## Sezione del documento
========

Carlo Locatelli, Presidente della sezione ENPA di Ravenna ( di cui sono socio ) mi ha chiesto di mettere in forma scritta alcune riflessioni sulle modifiche apportate dalla legge di Bilancio 2023 alla disciplina faunistica con particolare riguardo all’art. 19 (controllo della fauna selvatica) della legge 11 febbraio 1992 n. 157 (Norme per la protezione della fauna selvatica omoterma e per il prelievo venatorio). Alla luce della professione che ho svolto per tutta la vita ho ritenuto che mi venga richiesto un parere giuridico.
Da questo punto di vista si tratta di porre a confronto il testo fino ad ieri vigente dell’art. 19 col testo portato dall’art. 1/ comma 447 della legge di Bilancio 2023, che consta ora di cinque comma in luogo dei precedenti tre. Il contenuto del primo comma è sostanzialmente immutato e continua ad autorizzare le regioni e le province autonome di Trento e Bolzano a vietare o ridurre per periodi prestabiliti la caccia a determinate specie di fauna selvatica. Le modifiche portate dai nuovi comma riguardano soprattutto le disposizioni di cui al precedente secondo comma, che già autorizzava le regioni a provvedere al controllo, “esercitato selettivamente” e “di norma mediante l’utilizzo di metodi ecologici”, delle specie di fauna selvatica anche nelle “zone vietate alla caccia”. Con le modifiche spariscono l’avverbio “selettivamente” e i “metodi ecologici” (espressione in realtà dal dubbio significato) mentre vengono aggiunte alle finalità da perseguire la tutela “della biodiversità”, della “pubblica incolumità” e della “sicurezza stradale” e dopo “zone vietate alla caccia” viene aggiunto l’inciso “comprese le aree protette e le aree urbane, anche nei giorni di silenzio venatorio e nei periodi di divieto”. Le polemiche, alquanto vivaci, determinate da questa aggiunta non tengono conto che per le “aree protette” si tratta solo della specificazione del significato da attribuire al termine “zone vietate alla caccia”, della formalizzazione normativa di una realtà di fatto che da tempo vede forme di controllo della fauna quali cattura e abbattimento praticate nelle “aree protette”, cioè parchi e riserve naturali, se, come riferito dal presidente di Federparchi, “nei soli parchi nazionali e regionali nel 2021 sono stati abbattuti o catturati e poi abbattuti oltre 16.000 cinghiali”.

========

## Voci elencate
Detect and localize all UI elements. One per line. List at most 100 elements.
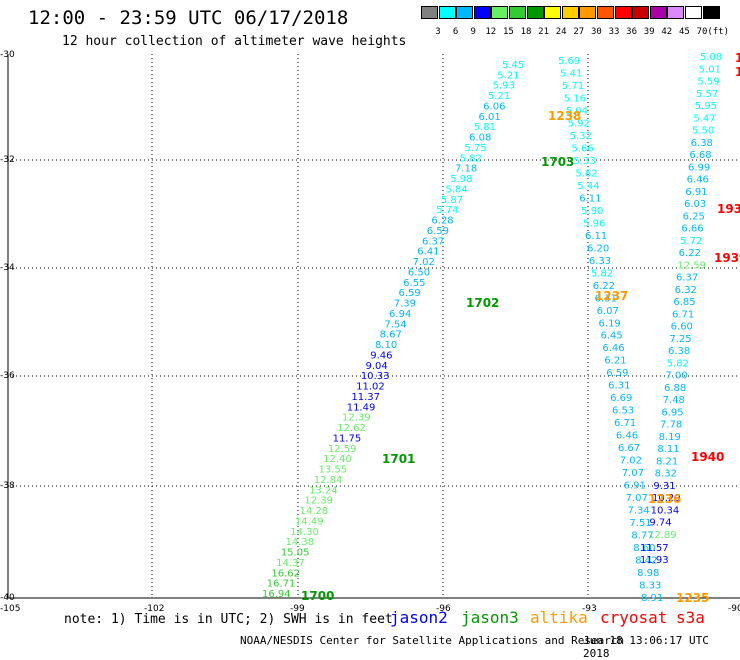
- swh-value: 6.28: [431, 216, 453, 227]
- swh-value: 9.46: [370, 350, 392, 361]
- swh-value: 8.19: [659, 432, 681, 443]
- swh-value: 8.32: [655, 469, 677, 480]
- longitude-label: -99: [290, 604, 305, 614]
- swh-value: 8.21: [656, 456, 678, 467]
- color-scale-swatch: [685, 6, 702, 19]
- swh-value: 11.57: [640, 543, 669, 554]
- swh-value: 6.68: [689, 150, 711, 161]
- swh-value: 6.50: [408, 267, 430, 278]
- swh-value: 7.07: [622, 468, 644, 479]
- swh-value: 6.11: [585, 231, 607, 242]
- swh-value: 5.62: [575, 168, 597, 179]
- swh-value: 12.39: [342, 413, 371, 424]
- swh-value: 6.46: [616, 431, 638, 442]
- legend-jason2: jason2: [390, 608, 448, 627]
- swh-value: 5.93: [493, 81, 515, 92]
- swh-value: 5.98: [450, 174, 472, 185]
- swh-value: 10.33: [361, 371, 390, 382]
- color-scale-swatch: [438, 6, 456, 19]
- swh-value: 8.91: [641, 593, 663, 604]
- credit-line: NOAA/NESDIS Center for Satellite Applica…: [240, 634, 625, 647]
- swh-value: 6.55: [403, 278, 425, 289]
- swh-value: 15.05: [281, 548, 310, 559]
- color-scale-swatch: [491, 6, 509, 19]
- swh-value: 6.19: [599, 318, 621, 329]
- pass-time-label: 1237: [595, 289, 628, 303]
- swh-value: 5.82: [591, 268, 613, 279]
- swh-value: 14.38: [286, 537, 315, 548]
- swh-value: 12.84: [314, 475, 343, 486]
- swh-value: 6.32: [675, 285, 697, 296]
- color-scale-swatch: [544, 6, 562, 19]
- swh-value: 6.59: [427, 226, 449, 237]
- swh-value: 10.29: [652, 493, 681, 504]
- color-scale-swatch: [509, 6, 526, 19]
- swh-value: 6.37: [676, 273, 698, 284]
- longitude-label: -90: [728, 604, 740, 614]
- swh-value: 5.21: [497, 70, 519, 81]
- swh-value: 5.87: [441, 195, 463, 206]
- swh-value: 6.60: [671, 322, 693, 333]
- color-scale-label: 9: [470, 27, 476, 37]
- swh-value: 6.22: [593, 281, 615, 292]
- swh-value: 6.11: [579, 193, 601, 204]
- color-scale-swatch: [632, 6, 650, 19]
- color-scale-swatch: [526, 6, 544, 19]
- swh-value: 5.69: [558, 56, 580, 67]
- swh-value: 7.78: [660, 420, 682, 431]
- swh-value: 13.55: [318, 465, 347, 476]
- swh-value: 11.49: [347, 402, 376, 413]
- satellite-tracks: 16.9416.7116.6214.3715.0514.3814.3014.49…: [262, 51, 740, 605]
- swh-value: 5.90: [581, 206, 603, 217]
- color-scale-swatch: [421, 6, 438, 19]
- swh-value: 6.91: [685, 187, 707, 198]
- swh-value: 10.34: [651, 505, 680, 516]
- color-scale-label: 24: [555, 27, 567, 37]
- swh-value: 6.46: [602, 343, 624, 354]
- latitude-label: -34: [0, 263, 15, 273]
- swh-value: 6.20: [587, 243, 609, 254]
- color-scale-label: 12: [485, 27, 497, 37]
- longitude-labels: -105 -102 -99 -96 -93 -90: [0, 604, 740, 614]
- color-scale-swatch: [456, 6, 474, 19]
- map-frame: [7, 54, 740, 599]
- pass-time-label: 1235: [676, 591, 709, 605]
- swh-value: 6.03: [684, 199, 706, 210]
- swh-value: 6.69: [610, 393, 632, 404]
- swh-value: 9.74: [649, 518, 671, 529]
- swh-value: 14.49: [295, 516, 324, 527]
- swh-value: 7.25: [669, 334, 691, 345]
- swh-value: 5.32: [570, 131, 592, 142]
- latitude-label: -38: [0, 481, 15, 491]
- swh-value: 5.72: [680, 236, 702, 247]
- swh-value: 6.85: [673, 297, 695, 308]
- latitude-label: -32: [0, 155, 15, 165]
- swh-value: 6.71: [672, 309, 694, 320]
- pass-time-label: 1238: [548, 109, 581, 123]
- color-scale-swatch: [561, 6, 579, 19]
- swh-value: 8.10: [375, 340, 397, 351]
- swh-value: 6.37: [422, 236, 444, 247]
- graticule: [8, 54, 740, 598]
- swh-value: 8.60: [633, 543, 655, 554]
- swh-value: 14.37: [276, 558, 305, 569]
- swh-value: 8.77: [631, 531, 653, 542]
- swh-value: 7.39: [394, 299, 416, 310]
- legend-s3a: s3a: [676, 608, 705, 627]
- swh-value: 6.33: [589, 256, 611, 267]
- swh-value: 9.31: [653, 481, 675, 492]
- swh-value: 6.21: [604, 356, 626, 367]
- swh-value: 5.82: [460, 153, 482, 164]
- swh-value: 12.62: [337, 423, 366, 434]
- swh-value: 6.45: [600, 331, 622, 342]
- swh-value: 5.57: [696, 89, 718, 100]
- map-subtitle: 12 hour collection of altimeter wave hei…: [62, 34, 407, 49]
- swh-value: 16.94: [262, 589, 291, 600]
- pass-time-label: 1236: [648, 492, 681, 506]
- swh-value: 14.30: [290, 527, 319, 538]
- swh-value: 7.02: [413, 257, 435, 268]
- swh-value: 5.16: [564, 93, 586, 104]
- swh-value: 5.08: [700, 52, 722, 63]
- legend-jason3: jason3: [461, 608, 519, 627]
- generated-timestamp: Jun 18 13:06:17 UTC 2018: [583, 634, 709, 660]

========

## Richieste
**a.** Copia fedelmente dal testo sul controllo della fauna selvatica tutto ciò che va da "Carlo Locatelli, Presidente" giù fino a "un parere giuridico.".
**b.** Ripeti identiche le righe delle voci, dalla riga che contiene "- swh-value: 6.28: [431, 216, 453, 227]" giù fino a quella che contiene "- swh-value: 6.37: [676, 273, 698, 284]", entrambe incluse. Riporta soltanto queste righe.

## Soluzioni ai compiti
**a.**
Carlo Locatelli, Presidente della sezione ENPA di Ravenna ( di cui sono socio ) mi ha chiesto di mettere in forma scritta alcune riflessioni sulle modifiche apportate dalla legge di Bilancio 2023 alla disciplina faunistica con particolare riguardo all’art. 19 (controllo della fauna selvatica) della legge 11 febbraio 1992 n. 157 (Norme per la protezione della fauna selvatica omoterma e per il prelievo venatorio). Alla luce della professione che ho svolto per tutta la vita ho ritenuto che mi venga richiesto un parere giuridico.

**b.**
- swh-value: 6.28: [431, 216, 453, 227]
- swh-value: 9.46: [370, 350, 392, 361]
- swh-value: 8.19: [659, 432, 681, 443]
- swh-value: 8.32: [655, 469, 677, 480]
- longitude-label: -99: [290, 604, 305, 614]
- swh-value: 8.21: [656, 456, 678, 467]
- color-scale-swatch: [685, 6, 702, 19]
- swh-value: 11.57: [640, 543, 669, 554]
- swh-value: 6.68: [689, 150, 711, 161]
- swh-value: 6.50: [408, 267, 430, 278]
- swh-value: 7.07: [622, 468, 644, 479]
- swh-value: 6.11: [585, 231, 607, 242]
- swh-value: 5.62: [575, 168, 597, 179]
- swh-value: 12.39: [342, 413, 371, 424]
- swh-value: 6.46: [616, 431, 638, 442]
- legend-jason2: jason2: [390, 608, 448, 627]
- swh-value: 5.93: [493, 81, 515, 92]
- swh-value: 5.98: [450, 174, 472, 185]
- swh-value: 10.33: [361, 371, 390, 382]
- color-scale-swatch: [438, 6, 456, 19]
- swh-value: 8.91: [641, 593, 663, 604]
- credit-line: NOAA/NESDIS Center for Satellite Applica…: [240, 634, 625, 647]
- swh-value: 6.55: [403, 278, 425, 289]
- swh-value: 15.05: [281, 548, 310, 559]
- color-scale-swatch: [491, 6, 509, 19]
- swh-value: 6.19: [599, 318, 621, 329]
- pass-time-label: 1237: [595, 289, 628, 303]
- swh-value: 5.82: [591, 268, 613, 279]
- swh-value: 14.38: [286, 537, 315, 548]
- swh-value: 12.84: [314, 475, 343, 486]
- swh-value: 6.32: [675, 285, 697, 296]
- color-scale-swatch: [544, 6, 562, 19]
- swh-value: 6.59: [427, 226, 449, 237]
- swh-value: 10.29: [652, 493, 681, 504]
- color-scale-swatch: [509, 6, 526, 19]
- swh-value: 6.37: [676, 273, 698, 284]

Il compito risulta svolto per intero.